Exercise objective: Write out the entries below once more, exactly.

Data for this exercise:
======
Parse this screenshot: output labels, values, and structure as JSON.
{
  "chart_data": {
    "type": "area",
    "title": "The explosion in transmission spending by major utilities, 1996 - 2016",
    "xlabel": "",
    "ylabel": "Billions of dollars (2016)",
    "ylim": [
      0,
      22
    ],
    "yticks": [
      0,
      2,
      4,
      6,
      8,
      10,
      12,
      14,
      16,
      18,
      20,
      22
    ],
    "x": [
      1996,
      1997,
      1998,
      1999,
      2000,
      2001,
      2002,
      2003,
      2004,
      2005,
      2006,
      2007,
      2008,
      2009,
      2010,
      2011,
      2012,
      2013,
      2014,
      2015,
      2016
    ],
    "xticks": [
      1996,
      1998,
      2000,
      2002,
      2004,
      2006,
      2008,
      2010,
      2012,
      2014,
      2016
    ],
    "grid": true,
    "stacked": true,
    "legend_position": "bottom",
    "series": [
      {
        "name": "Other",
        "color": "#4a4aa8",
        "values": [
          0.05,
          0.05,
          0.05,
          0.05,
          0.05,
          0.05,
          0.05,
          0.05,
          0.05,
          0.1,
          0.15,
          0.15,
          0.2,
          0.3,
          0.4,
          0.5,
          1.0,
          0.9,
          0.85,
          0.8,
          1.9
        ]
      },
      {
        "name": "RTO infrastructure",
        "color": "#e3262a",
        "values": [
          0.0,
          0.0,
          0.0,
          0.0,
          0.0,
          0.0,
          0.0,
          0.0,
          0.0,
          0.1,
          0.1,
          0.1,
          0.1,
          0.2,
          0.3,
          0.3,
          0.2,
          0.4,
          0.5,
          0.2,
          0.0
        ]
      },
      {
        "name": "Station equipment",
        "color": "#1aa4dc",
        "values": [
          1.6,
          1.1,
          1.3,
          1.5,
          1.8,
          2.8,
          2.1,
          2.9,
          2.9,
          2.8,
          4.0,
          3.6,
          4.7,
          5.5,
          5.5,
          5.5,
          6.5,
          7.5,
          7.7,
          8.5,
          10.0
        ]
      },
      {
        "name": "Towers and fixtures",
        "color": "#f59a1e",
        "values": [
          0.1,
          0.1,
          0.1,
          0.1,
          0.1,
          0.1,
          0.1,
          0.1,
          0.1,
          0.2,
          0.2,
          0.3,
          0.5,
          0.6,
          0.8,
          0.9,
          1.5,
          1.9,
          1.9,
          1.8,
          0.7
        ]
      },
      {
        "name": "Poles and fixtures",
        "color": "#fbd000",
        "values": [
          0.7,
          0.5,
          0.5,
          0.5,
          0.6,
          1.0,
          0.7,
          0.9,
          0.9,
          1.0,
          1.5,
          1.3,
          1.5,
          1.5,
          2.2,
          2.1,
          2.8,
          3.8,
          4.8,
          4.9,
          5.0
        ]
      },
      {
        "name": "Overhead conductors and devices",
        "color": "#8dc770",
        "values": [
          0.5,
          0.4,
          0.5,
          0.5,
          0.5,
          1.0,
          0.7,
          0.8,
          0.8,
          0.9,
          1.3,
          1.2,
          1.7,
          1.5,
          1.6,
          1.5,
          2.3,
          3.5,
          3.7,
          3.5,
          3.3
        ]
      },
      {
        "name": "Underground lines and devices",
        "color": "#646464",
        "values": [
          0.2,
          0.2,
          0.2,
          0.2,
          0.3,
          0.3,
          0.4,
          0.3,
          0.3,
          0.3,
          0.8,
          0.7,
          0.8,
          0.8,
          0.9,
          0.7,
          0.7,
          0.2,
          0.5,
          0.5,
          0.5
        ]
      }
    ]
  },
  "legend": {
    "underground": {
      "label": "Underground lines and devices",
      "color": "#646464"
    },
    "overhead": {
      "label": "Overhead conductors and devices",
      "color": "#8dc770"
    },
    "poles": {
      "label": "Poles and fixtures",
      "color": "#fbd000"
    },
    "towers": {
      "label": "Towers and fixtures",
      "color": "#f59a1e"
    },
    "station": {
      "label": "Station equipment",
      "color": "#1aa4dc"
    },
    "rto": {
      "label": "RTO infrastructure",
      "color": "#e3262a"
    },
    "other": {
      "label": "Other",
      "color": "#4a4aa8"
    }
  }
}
======
Answer:
Parse this screenshot: output labels, values, and structure as JSON.
{
  "chart_data": {
    "type": "area",
    "title": "The explosion in transmission spending by major utilities, 1996 - 2016",
    "xlabel": "",
    "ylabel": "Billions of dollars (2016)",
    "ylim": [
      0,
      22
    ],
    "yticks": [
      0,
      2,
      4,
      6,
      8,
      10,
      12,
      14,
      16,
      18,
      20,
      22
    ],
    "x": [
      1996,
      1997,
      1998,
      1999,
      2000,
      2001,
      2002,
      2003,
      2004,
      2005,
      2006,
      2007,
      2008,
      2009,
      2010,
      2011,
      2012,
      2013,
      2014,
      2015,
      2016
    ],
    "xticks": [
      1996,
      1998,
      2000,
      2002,
      2004,
      2006,
      2008,
      2010,
      2012,
      2014,
      2016
    ],
    "grid": true,
    "stacked": true,
    "legend_position": "bottom",
    "series": [
      {
        "name": "Other",
        "color": "#4a4aa8",
        "values": [
          0.05,
          0.05,
          0.05,
          0.05,
          0.05,
          0.05,
          0.05,
          0.05,
          0.05,
          0.1,
          0.15,
          0.15,
          0.2,
          0.3,
          0.4,
          0.5,
          1.0,
          0.9,
          0.85,
          0.8,
          1.9
        ]
      },
      {
        "name": "RTO infrastructure",
        "color": "#e3262a",
        "values": [
          0.0,
          0.0,
          0.0,
          0.0,
          0.0,
          0.0,
          0.0,
          0.0,
          0.0,
          0.1,
          0.1,
          0.1,
          0.1,
          0.2,
          0.3,
          0.3,
          0.2,
          0.4,
          0.5,
          0.2,
          0.0
        ]
      },
      {
        "name": "Station equipment",
        "color": "#1aa4dc",
        "values": [
          1.6,
          1.1,
          1.3,
          1.5,
          1.8,
          2.8,
          2.1,
          2.9,
          2.9,
          2.8,
          4.0,
          3.6,
          4.7,
          5.5,
          5.5,
          5.5,
          6.5,
          7.5,
          7.7,
          8.5,
          10.0
        ]
      },
      {
        "name": "Towers and fixtures",
        "color": "#f59a1e",
        "values": [
          0.1,
          0.1,
          0.1,
          0.1,
          0.1,
          0.1,
          0.1,
          0.1,
          0.1,
          0.2,
          0.2,
          0.3,
          0.5,
          0.6,
          0.8,
          0.9,
          1.5,
          1.9,
          1.9,
          1.8,
          0.7
        ]
      },
      {
        "name": "Poles and fixtures",
        "color": "#fbd000",
        "values": [
          0.7,
          0.5,
          0.5,
          0.5,
          0.6,
          1.0,
          0.7,
          0.9,
          0.9,
          1.0,
          1.5,
          1.3,
          1.5,
          1.5,
          2.2,
          2.1,
          2.8,
          3.8,
          4.8,
          4.9,
          5.0
        ]
      },
      {
        "name": "Overhead conductors and devices",
        "color": "#8dc770",
        "values": [
          0.5,
          0.4,
          0.5,
          0.5,
          0.5,
          1.0,
          0.7,
          0.8,
          0.8,
          0.9,
          1.3,
          1.2,
          1.7,
          1.5,
          1.6,
          1.5,
          2.3,
          3.5,
          3.7,
          3.5,
          3.3
        ]
      },
      {
        "name": "Underground lines and devices",
        "color": "#646464",
        "values": [
          0.2,
          0.2,
          0.2,
          0.2,
          0.3,
          0.3,
          0.4,
          0.3,
          0.3,
          0.3,
          0.8,
          0.7,
          0.8,
          0.8,
          0.9,
          0.7,
          0.7,
          0.2,
          0.5,
          0.5,
          0.5
        ]
      }
    ]
  },
  "legend": {
    "underground": {
      "label": "Underground lines and devices",
      "color": "#646464"
    },
    "overhead": {
      "label": "Overhead conductors and devices",
      "color": "#8dc770"
    },
    "poles": {
      "label": "Poles and fixtures",
      "color": "#fbd000"
    },
    "towers": {
      "label": "Towers and fixtures",
      "color": "#f59a1e"
    },
    "station": {
      "label": "Station equipment",
      "color": "#1aa4dc"
    },
    "rto": {
      "label": "RTO infrastructure",
      "color": "#e3262a"
    },
    "other": {
      "label": "Other",
      "color": "#4a4aa8"
    }
  }
}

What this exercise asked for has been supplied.